■ **Set exercise**:
Gather all lines from the material that contain "data".

============

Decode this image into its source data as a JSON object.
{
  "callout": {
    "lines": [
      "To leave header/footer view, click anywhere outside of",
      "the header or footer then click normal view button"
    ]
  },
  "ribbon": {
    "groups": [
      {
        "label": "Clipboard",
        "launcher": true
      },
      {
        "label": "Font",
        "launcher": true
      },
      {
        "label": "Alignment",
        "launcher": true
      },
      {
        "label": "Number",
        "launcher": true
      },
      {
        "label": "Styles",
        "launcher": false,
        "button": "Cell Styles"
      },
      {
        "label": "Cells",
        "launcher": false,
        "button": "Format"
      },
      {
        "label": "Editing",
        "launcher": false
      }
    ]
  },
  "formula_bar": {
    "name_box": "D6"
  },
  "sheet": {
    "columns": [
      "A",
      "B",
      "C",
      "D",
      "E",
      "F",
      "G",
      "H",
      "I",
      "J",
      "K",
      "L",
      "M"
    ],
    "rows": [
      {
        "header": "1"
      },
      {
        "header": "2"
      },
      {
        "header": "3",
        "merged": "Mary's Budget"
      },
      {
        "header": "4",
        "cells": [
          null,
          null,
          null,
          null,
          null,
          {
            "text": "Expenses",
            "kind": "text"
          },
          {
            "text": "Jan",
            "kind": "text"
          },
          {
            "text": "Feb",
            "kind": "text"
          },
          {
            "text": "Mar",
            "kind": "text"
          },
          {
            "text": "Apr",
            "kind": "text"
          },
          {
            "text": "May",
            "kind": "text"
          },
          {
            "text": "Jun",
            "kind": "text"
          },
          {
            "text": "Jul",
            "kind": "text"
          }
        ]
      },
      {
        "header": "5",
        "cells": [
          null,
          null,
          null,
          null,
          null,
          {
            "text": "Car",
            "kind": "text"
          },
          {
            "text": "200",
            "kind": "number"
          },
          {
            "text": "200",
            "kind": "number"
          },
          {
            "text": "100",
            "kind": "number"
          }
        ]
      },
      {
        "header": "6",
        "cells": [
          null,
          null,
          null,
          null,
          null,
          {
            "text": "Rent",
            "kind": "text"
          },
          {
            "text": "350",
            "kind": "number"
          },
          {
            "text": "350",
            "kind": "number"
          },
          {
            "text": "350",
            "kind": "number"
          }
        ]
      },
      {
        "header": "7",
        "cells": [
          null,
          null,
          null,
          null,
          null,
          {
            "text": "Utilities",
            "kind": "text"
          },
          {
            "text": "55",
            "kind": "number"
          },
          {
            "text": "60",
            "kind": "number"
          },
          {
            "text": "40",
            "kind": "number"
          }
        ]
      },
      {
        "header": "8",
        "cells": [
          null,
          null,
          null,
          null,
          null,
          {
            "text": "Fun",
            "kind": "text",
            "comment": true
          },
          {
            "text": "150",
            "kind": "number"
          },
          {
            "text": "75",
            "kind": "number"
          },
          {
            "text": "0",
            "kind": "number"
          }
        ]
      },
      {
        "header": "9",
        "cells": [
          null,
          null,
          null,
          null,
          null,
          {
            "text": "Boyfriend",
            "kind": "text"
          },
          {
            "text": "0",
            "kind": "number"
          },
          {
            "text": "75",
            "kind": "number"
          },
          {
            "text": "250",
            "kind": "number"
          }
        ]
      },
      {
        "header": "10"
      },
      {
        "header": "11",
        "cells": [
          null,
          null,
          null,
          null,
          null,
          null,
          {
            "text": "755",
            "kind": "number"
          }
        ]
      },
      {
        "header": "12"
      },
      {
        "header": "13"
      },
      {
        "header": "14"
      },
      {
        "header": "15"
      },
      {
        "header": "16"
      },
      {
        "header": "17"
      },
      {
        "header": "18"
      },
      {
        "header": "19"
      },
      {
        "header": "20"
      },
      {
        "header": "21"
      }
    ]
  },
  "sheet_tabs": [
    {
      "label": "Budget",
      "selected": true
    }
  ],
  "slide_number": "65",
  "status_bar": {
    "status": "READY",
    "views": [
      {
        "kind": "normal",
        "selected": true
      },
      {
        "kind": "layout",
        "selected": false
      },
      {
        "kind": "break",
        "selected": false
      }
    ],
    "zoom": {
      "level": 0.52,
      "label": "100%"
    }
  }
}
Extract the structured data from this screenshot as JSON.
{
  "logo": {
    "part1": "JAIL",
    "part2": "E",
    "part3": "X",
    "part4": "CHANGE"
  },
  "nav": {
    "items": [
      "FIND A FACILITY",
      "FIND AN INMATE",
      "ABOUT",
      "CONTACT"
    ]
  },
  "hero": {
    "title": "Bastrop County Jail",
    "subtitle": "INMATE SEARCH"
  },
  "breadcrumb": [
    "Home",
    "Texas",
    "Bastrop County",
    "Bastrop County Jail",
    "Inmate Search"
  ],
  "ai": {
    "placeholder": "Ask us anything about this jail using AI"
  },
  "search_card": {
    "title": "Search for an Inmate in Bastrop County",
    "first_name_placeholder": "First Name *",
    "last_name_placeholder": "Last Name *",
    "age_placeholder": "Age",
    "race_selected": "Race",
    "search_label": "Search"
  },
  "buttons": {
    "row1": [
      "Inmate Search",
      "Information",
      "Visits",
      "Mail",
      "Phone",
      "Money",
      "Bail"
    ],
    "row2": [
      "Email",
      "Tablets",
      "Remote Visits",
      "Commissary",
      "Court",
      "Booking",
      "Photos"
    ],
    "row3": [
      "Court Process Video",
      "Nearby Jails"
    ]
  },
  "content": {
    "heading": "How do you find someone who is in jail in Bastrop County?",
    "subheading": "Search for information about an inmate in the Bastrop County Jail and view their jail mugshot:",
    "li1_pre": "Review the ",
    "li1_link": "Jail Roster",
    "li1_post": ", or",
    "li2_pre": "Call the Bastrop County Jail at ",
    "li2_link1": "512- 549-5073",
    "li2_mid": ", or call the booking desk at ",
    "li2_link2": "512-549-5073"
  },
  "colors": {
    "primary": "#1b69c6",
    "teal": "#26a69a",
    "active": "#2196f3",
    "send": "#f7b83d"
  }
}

============

■ **Right answer**:
Decode this image into its source data as a JSON object.
Extract the structured data from this screenshot as JSON.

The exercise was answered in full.